WRITTEN EXERCISE: State the number of lines that contain "functions", with no other text.

==================================================

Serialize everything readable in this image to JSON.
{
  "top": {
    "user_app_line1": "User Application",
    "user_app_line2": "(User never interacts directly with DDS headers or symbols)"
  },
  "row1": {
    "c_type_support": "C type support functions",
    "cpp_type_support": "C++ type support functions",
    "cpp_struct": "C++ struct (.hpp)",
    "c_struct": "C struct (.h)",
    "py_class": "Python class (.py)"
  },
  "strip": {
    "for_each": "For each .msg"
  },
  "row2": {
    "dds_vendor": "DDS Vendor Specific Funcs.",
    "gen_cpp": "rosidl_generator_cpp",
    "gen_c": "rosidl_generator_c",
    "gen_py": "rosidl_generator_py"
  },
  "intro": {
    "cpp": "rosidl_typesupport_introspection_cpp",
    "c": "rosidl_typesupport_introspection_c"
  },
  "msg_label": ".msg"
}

==================================================

WRITTEN REPLY: 2